**Exercise:** Quote the whole listing word for word. Do not include the pictures.
________
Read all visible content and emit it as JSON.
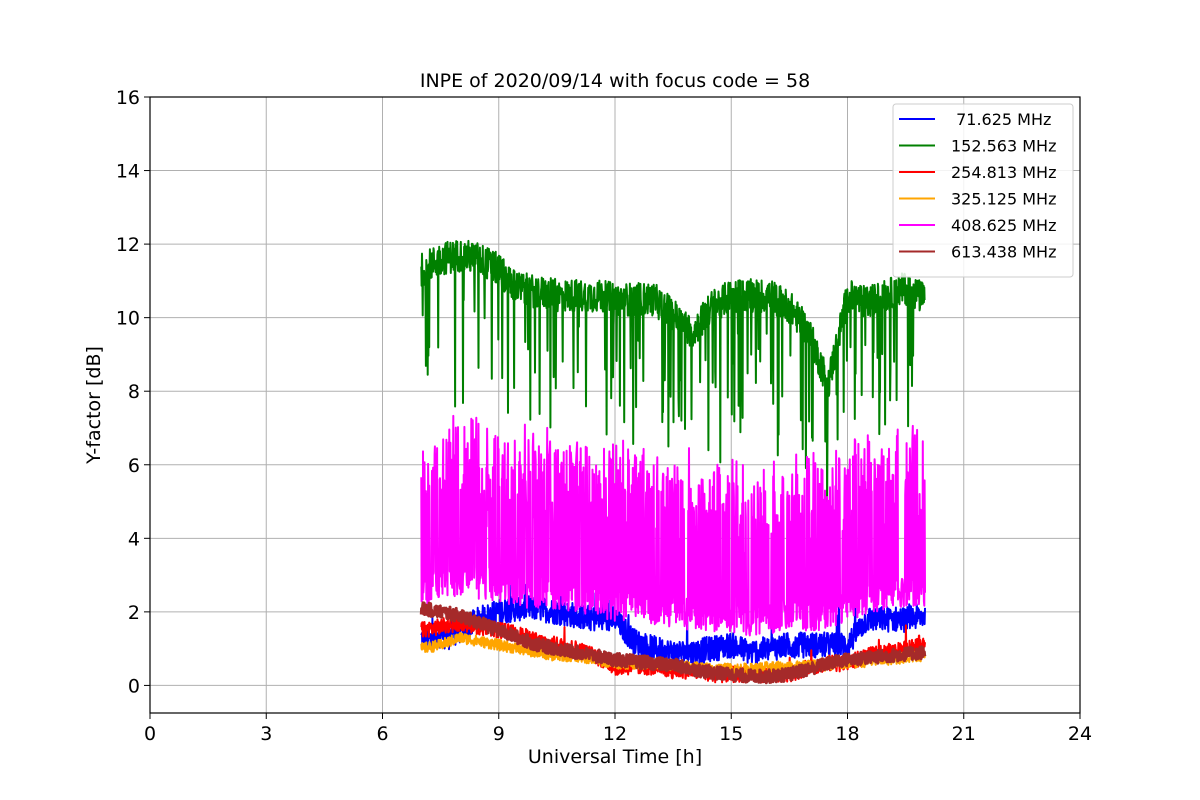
{
  "chart_data": {
    "type": "line",
    "title": "INPE of 2020/09/14 with focus code = 58",
    "xlabel": "Universal Time [h]",
    "ylabel": "Y-factor [dB]",
    "xlim": [
      0,
      24
    ],
    "ylim": [
      -0.75,
      16
    ],
    "xticks": [
      0,
      3,
      6,
      9,
      12,
      15,
      18,
      21,
      24
    ],
    "yticks": [
      0,
      2,
      4,
      6,
      8,
      10,
      12,
      14,
      16
    ],
    "grid": true,
    "legend_position": "top-right",
    "series": [
      {
        "name": " 71.625 MHz",
        "color": "#0000ff",
        "x": [
          7.0,
          7.5,
          8.0,
          8.5,
          9.0,
          9.5,
          10.0,
          10.5,
          11.0,
          11.5,
          12.0,
          12.5,
          13.0,
          13.5,
          14.0,
          14.5,
          15.0,
          15.5,
          16.0,
          16.5,
          17.0,
          17.5,
          18.0,
          18.5,
          19.0,
          19.5,
          20.0
        ],
        "y": [
          1.3,
          1.2,
          1.5,
          1.8,
          2.0,
          2.1,
          2.1,
          2.0,
          1.9,
          1.8,
          1.8,
          1.2,
          1.0,
          0.9,
          0.9,
          1.0,
          1.1,
          0.9,
          1.0,
          1.1,
          1.1,
          1.1,
          1.1,
          1.8,
          1.8,
          1.8,
          1.9
        ]
      },
      {
        "name": "152.563 MHz",
        "color": "#008000",
        "x": [
          7.0,
          7.5,
          8.0,
          8.5,
          9.0,
          9.5,
          10.0,
          10.5,
          11.0,
          11.5,
          12.0,
          12.5,
          13.0,
          13.5,
          14.0,
          14.5,
          15.0,
          15.5,
          16.0,
          16.5,
          17.0,
          17.5,
          18.0,
          18.5,
          19.0,
          19.5,
          20.0
        ],
        "y": [
          11.3,
          11.6,
          11.7,
          11.6,
          11.3,
          10.8,
          10.7,
          10.6,
          10.6,
          10.6,
          10.5,
          10.5,
          10.5,
          10.1,
          9.6,
          10.3,
          10.6,
          10.6,
          10.6,
          10.3,
          9.6,
          8.2,
          10.6,
          10.4,
          10.6,
          10.8,
          10.5
        ]
      },
      {
        "name": "254.813 MHz",
        "color": "#ff0000",
        "x": [
          7.0,
          7.5,
          8.0,
          8.5,
          9.0,
          9.5,
          10.0,
          10.5,
          11.0,
          11.5,
          12.0,
          12.5,
          13.0,
          13.5,
          14.0,
          14.5,
          15.0,
          15.5,
          16.0,
          16.5,
          17.0,
          17.5,
          18.0,
          18.5,
          19.0,
          19.5,
          20.0
        ],
        "y": [
          1.5,
          1.6,
          1.7,
          1.6,
          1.5,
          1.4,
          1.2,
          1.1,
          1.0,
          0.8,
          0.5,
          0.5,
          0.5,
          0.4,
          0.4,
          0.3,
          0.3,
          0.3,
          0.3,
          0.3,
          0.5,
          0.6,
          0.6,
          0.8,
          0.9,
          1.0,
          1.2
        ]
      },
      {
        "name": "325.125 MHz",
        "color": "#ffa500",
        "x": [
          7.0,
          7.5,
          8.0,
          8.5,
          9.0,
          9.5,
          10.0,
          10.5,
          11.0,
          11.5,
          12.0,
          12.5,
          13.0,
          13.5,
          14.0,
          14.5,
          15.0,
          15.5,
          16.0,
          16.5,
          17.0,
          17.5,
          18.0,
          18.5,
          19.0,
          19.5,
          20.0
        ],
        "y": [
          1.0,
          1.1,
          1.3,
          1.2,
          1.1,
          1.0,
          0.9,
          0.8,
          0.8,
          0.7,
          0.6,
          0.6,
          0.6,
          0.55,
          0.5,
          0.45,
          0.45,
          0.45,
          0.5,
          0.5,
          0.55,
          0.55,
          0.6,
          0.65,
          0.7,
          0.75,
          0.8
        ]
      },
      {
        "name": "408.625 MHz",
        "color": "#ff00ff",
        "x": [
          7.0,
          7.5,
          8.0,
          8.5,
          9.0,
          9.5,
          10.0,
          10.5,
          11.0,
          11.5,
          12.0,
          12.5,
          13.0,
          13.5,
          14.0,
          14.5,
          15.0,
          15.5,
          16.0,
          16.5,
          17.0,
          17.5,
          18.0,
          18.5,
          19.0,
          19.5,
          20.0
        ],
        "y": [
          2.6,
          2.8,
          2.9,
          2.8,
          2.7,
          2.6,
          2.5,
          2.5,
          2.4,
          2.3,
          2.2,
          2.2,
          2.1,
          2.0,
          1.9,
          1.9,
          1.9,
          1.8,
          1.8,
          1.9,
          1.9,
          2.0,
          2.2,
          2.4,
          2.5,
          2.6,
          2.6
        ]
      },
      {
        "name": "613.438 MHz",
        "color": "#a52a2a",
        "x": [
          7.0,
          7.5,
          8.0,
          8.5,
          9.0,
          9.5,
          10.0,
          10.5,
          11.0,
          11.5,
          12.0,
          12.5,
          13.0,
          13.5,
          14.0,
          14.5,
          15.0,
          15.5,
          16.0,
          16.5,
          17.0,
          17.5,
          18.0,
          18.5,
          19.0,
          19.5,
          20.0
        ],
        "y": [
          2.1,
          2.0,
          1.9,
          1.7,
          1.5,
          1.3,
          1.1,
          1.0,
          0.9,
          0.8,
          0.7,
          0.65,
          0.6,
          0.55,
          0.45,
          0.35,
          0.3,
          0.25,
          0.25,
          0.3,
          0.45,
          0.6,
          0.7,
          0.75,
          0.8,
          0.85,
          0.9
        ]
      }
    ]
  }
}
________
**Correct result:**
Read all visible content and emit it as JSON.
{
  "chart_data": {
    "type": "line",
    "title": "INPE of 2020/09/14 with focus code = 58",
    "xlabel": "Universal Time [h]",
    "ylabel": "Y-factor [dB]",
    "xlim": [
      0,
      24
    ],
    "ylim": [
      -0.75,
      16
    ],
    "xticks": [
      0,
      3,
      6,
      9,
      12,
      15,
      18,
      21,
      24
    ],
    "yticks": [
      0,
      2,
      4,
      6,
      8,
      10,
      12,
      14,
      16
    ],
    "grid": true,
    "legend_position": "top-right",
    "series": [
      {
        "name": " 71.625 MHz",
        "color": "#0000ff",
        "x": [
          7.0,
          7.5,
          8.0,
          8.5,
          9.0,
          9.5,
          10.0,
          10.5,
          11.0,
          11.5,
          12.0,
          12.5,
          13.0,
          13.5,
          14.0,
          14.5,
          15.0,
          15.5,
          16.0,
          16.5,
          17.0,
          17.5,
          18.0,
          18.5,
          19.0,
          19.5,
          20.0
        ],
        "y": [
          1.3,
          1.2,
          1.5,
          1.8,
          2.0,
          2.1,
          2.1,
          2.0,
          1.9,
          1.8,
          1.8,
          1.2,
          1.0,
          0.9,
          0.9,
          1.0,
          1.1,
          0.9,
          1.0,
          1.1,
          1.1,
          1.1,
          1.1,
          1.8,
          1.8,
          1.8,
          1.9
        ]
      },
      {
        "name": "152.563 MHz",
        "color": "#008000",
        "x": [
          7.0,
          7.5,
          8.0,
          8.5,
          9.0,
          9.5,
          10.0,
          10.5,
          11.0,
          11.5,
          12.0,
          12.5,
          13.0,
          13.5,
          14.0,
          14.5,
          15.0,
          15.5,
          16.0,
          16.5,
          17.0,
          17.5,
          18.0,
          18.5,
          19.0,
          19.5,
          20.0
        ],
        "y": [
          11.3,
          11.6,
          11.7,
          11.6,
          11.3,
          10.8,
          10.7,
          10.6,
          10.6,
          10.6,
          10.5,
          10.5,
          10.5,
          10.1,
          9.6,
          10.3,
          10.6,
          10.6,
          10.6,
          10.3,
          9.6,
          8.2,
          10.6,
          10.4,
          10.6,
          10.8,
          10.5
        ]
      },
      {
        "name": "254.813 MHz",
        "color": "#ff0000",
        "x": [
          7.0,
          7.5,
          8.0,
          8.5,
          9.0,
          9.5,
          10.0,
          10.5,
          11.0,
          11.5,
          12.0,
          12.5,
          13.0,
          13.5,
          14.0,
          14.5,
          15.0,
          15.5,
          16.0,
          16.5,
          17.0,
          17.5,
          18.0,
          18.5,
          19.0,
          19.5,
          20.0
        ],
        "y": [
          1.5,
          1.6,
          1.7,
          1.6,
          1.5,
          1.4,
          1.2,
          1.1,
          1.0,
          0.8,
          0.5,
          0.5,
          0.5,
          0.4,
          0.4,
          0.3,
          0.3,
          0.3,
          0.3,
          0.3,
          0.5,
          0.6,
          0.6,
          0.8,
          0.9,
          1.0,
          1.2
        ]
      },
      {
        "name": "325.125 MHz",
        "color": "#ffa500",
        "x": [
          7.0,
          7.5,
          8.0,
          8.5,
          9.0,
          9.5,
          10.0,
          10.5,
          11.0,
          11.5,
          12.0,
          12.5,
          13.0,
          13.5,
          14.0,
          14.5,
          15.0,
          15.5,
          16.0,
          16.5,
          17.0,
          17.5,
          18.0,
          18.5,
          19.0,
          19.5,
          20.0
        ],
        "y": [
          1.0,
          1.1,
          1.3,
          1.2,
          1.1,
          1.0,
          0.9,
          0.8,
          0.8,
          0.7,
          0.6,
          0.6,
          0.6,
          0.55,
          0.5,
          0.45,
          0.45,
          0.45,
          0.5,
          0.5,
          0.55,
          0.55,
          0.6,
          0.65,
          0.7,
          0.75,
          0.8
        ]
      },
      {
        "name": "408.625 MHz",
        "color": "#ff00ff",
        "x": [
          7.0,
          7.5,
          8.0,
          8.5,
          9.0,
          9.5,
          10.0,
          10.5,
          11.0,
          11.5,
          12.0,
          12.5,
          13.0,
          13.5,
          14.0,
          14.5,
          15.0,
          15.5,
          16.0,
          16.5,
          17.0,
          17.5,
          18.0,
          18.5,
          19.0,
          19.5,
          20.0
        ],
        "y": [
          2.6,
          2.8,
          2.9,
          2.8,
          2.7,
          2.6,
          2.5,
          2.5,
          2.4,
          2.3,
          2.2,
          2.2,
          2.1,
          2.0,
          1.9,
          1.9,
          1.9,
          1.8,
          1.8,
          1.9,
          1.9,
          2.0,
          2.2,
          2.4,
          2.5,
          2.6,
          2.6
        ]
      },
      {
        "name": "613.438 MHz",
        "color": "#a52a2a",
        "x": [
          7.0,
          7.5,
          8.0,
          8.5,
          9.0,
          9.5,
          10.0,
          10.5,
          11.0,
          11.5,
          12.0,
          12.5,
          13.0,
          13.5,
          14.0,
          14.5,
          15.0,
          15.5,
          16.0,
          16.5,
          17.0,
          17.5,
          18.0,
          18.5,
          19.0,
          19.5,
          20.0
        ],
        "y": [
          2.1,
          2.0,
          1.9,
          1.7,
          1.5,
          1.3,
          1.1,
          1.0,
          0.9,
          0.8,
          0.7,
          0.65,
          0.6,
          0.55,
          0.45,
          0.35,
          0.3,
          0.25,
          0.25,
          0.3,
          0.45,
          0.6,
          0.7,
          0.75,
          0.8,
          0.85,
          0.9
        ]
      }
    ]
  }
}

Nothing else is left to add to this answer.